:: Data shown ::
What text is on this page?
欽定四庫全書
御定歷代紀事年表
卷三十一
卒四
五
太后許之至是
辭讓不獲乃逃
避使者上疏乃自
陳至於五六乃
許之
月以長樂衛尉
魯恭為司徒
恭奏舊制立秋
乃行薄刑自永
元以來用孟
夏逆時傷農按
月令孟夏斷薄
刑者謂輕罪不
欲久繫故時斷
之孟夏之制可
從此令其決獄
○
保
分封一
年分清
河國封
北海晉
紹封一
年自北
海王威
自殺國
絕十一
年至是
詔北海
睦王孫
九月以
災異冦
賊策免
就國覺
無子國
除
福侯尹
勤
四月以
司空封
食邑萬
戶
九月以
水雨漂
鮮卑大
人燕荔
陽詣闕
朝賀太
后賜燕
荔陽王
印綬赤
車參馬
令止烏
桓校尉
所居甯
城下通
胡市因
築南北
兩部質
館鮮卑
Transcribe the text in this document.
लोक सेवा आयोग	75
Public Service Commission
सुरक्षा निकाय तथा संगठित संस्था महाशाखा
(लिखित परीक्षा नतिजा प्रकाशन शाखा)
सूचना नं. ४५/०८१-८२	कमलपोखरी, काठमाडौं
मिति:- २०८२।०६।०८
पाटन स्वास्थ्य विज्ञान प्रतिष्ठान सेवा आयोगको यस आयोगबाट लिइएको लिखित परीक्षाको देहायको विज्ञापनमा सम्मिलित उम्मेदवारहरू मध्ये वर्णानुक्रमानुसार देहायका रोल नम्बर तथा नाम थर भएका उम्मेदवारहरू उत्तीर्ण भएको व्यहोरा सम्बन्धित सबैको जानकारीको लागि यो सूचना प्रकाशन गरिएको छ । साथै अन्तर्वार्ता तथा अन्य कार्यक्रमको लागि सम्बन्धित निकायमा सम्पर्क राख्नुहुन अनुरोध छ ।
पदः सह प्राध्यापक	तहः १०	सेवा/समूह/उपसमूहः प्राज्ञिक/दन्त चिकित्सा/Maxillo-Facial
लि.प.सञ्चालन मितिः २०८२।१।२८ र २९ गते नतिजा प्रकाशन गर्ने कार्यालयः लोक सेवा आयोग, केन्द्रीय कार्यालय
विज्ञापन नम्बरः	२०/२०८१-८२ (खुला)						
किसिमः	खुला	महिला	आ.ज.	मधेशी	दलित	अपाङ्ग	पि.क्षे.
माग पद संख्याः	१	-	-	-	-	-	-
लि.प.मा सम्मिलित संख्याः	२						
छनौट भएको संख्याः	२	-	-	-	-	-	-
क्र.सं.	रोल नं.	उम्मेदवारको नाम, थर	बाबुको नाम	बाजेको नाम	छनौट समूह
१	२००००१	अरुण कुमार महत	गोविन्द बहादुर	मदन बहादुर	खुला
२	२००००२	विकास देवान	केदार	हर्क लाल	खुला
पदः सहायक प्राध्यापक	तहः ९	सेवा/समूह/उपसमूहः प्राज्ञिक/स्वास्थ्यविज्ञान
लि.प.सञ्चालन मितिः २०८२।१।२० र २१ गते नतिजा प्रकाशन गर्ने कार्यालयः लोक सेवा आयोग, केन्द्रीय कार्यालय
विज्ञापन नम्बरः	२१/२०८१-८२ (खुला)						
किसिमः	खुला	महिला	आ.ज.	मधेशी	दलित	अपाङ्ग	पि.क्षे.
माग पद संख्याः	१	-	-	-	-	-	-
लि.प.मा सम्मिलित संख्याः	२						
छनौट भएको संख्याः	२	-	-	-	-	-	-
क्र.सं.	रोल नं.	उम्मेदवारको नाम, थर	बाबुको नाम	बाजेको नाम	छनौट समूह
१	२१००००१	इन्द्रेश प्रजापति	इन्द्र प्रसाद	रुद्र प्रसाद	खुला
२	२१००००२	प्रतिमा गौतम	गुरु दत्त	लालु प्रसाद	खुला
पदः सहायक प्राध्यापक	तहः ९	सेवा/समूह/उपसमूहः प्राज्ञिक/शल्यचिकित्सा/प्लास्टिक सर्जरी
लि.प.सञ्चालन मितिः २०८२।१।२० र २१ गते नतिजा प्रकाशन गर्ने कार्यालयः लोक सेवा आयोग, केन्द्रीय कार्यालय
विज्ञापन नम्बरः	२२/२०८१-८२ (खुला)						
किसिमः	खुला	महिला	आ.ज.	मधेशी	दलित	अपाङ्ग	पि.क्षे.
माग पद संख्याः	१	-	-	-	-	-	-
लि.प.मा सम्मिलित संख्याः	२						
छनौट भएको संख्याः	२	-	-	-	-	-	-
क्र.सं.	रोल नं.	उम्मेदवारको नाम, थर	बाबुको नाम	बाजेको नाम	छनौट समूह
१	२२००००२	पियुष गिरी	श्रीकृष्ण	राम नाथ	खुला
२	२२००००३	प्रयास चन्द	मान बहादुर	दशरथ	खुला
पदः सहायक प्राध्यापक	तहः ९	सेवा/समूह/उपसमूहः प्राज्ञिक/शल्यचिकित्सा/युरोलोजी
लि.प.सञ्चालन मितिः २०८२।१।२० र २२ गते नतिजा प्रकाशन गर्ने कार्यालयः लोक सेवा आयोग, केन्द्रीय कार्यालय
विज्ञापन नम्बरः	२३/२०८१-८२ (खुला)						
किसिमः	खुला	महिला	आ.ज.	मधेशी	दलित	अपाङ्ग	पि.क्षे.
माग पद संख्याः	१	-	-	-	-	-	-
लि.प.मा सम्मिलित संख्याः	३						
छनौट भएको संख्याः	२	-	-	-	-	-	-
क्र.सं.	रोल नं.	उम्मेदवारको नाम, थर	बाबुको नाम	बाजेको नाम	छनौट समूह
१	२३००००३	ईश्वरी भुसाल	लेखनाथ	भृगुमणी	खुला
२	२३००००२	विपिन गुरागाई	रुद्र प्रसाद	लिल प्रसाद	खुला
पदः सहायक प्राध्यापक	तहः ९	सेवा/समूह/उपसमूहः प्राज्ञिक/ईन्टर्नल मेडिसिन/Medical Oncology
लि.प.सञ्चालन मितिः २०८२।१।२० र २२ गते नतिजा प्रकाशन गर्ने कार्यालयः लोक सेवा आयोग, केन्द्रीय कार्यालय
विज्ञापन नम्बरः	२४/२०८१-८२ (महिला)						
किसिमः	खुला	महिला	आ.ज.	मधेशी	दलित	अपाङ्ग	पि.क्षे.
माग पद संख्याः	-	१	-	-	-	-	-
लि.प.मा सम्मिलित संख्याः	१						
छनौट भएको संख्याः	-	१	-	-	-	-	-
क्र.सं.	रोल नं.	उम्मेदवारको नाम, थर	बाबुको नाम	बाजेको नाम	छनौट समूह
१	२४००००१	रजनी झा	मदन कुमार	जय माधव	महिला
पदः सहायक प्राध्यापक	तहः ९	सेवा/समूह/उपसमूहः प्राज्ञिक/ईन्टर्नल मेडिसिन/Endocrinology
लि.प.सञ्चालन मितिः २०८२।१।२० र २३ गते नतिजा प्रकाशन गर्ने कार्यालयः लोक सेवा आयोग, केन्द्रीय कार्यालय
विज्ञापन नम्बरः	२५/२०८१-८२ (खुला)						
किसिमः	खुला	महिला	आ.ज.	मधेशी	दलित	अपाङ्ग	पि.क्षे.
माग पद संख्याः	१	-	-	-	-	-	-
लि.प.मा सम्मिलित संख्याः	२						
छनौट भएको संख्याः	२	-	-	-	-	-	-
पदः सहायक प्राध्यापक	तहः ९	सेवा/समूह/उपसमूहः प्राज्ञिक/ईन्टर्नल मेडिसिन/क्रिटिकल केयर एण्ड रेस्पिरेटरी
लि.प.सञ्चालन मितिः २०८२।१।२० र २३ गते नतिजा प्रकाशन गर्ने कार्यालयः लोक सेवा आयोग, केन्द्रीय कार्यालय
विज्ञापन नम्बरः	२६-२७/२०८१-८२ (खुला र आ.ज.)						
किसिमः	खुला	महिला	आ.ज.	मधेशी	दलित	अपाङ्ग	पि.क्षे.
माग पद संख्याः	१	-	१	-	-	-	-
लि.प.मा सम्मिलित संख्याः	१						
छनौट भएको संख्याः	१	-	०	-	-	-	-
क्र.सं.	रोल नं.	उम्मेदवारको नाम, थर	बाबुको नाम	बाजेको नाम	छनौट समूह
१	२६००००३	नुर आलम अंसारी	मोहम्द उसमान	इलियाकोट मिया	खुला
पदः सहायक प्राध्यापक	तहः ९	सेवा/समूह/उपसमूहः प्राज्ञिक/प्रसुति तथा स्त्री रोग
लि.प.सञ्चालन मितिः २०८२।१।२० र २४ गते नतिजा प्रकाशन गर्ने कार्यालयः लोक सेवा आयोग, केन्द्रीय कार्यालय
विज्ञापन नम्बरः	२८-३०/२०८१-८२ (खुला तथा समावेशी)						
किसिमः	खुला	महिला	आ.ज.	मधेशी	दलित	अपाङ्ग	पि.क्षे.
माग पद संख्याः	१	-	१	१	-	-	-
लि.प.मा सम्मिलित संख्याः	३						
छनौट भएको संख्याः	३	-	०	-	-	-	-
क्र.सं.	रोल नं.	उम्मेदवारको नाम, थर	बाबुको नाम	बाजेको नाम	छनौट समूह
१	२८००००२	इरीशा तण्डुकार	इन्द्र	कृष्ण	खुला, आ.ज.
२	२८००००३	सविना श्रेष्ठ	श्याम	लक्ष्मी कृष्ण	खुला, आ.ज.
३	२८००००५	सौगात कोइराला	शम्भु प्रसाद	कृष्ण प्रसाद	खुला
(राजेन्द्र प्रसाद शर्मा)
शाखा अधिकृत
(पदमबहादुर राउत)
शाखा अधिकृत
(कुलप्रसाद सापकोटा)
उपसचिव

:: Exercise description ::
Using the entries above, find all lines with "this". Copy them.

:: Response to the task ::
What text is on this page?
Transcribe the text in this document.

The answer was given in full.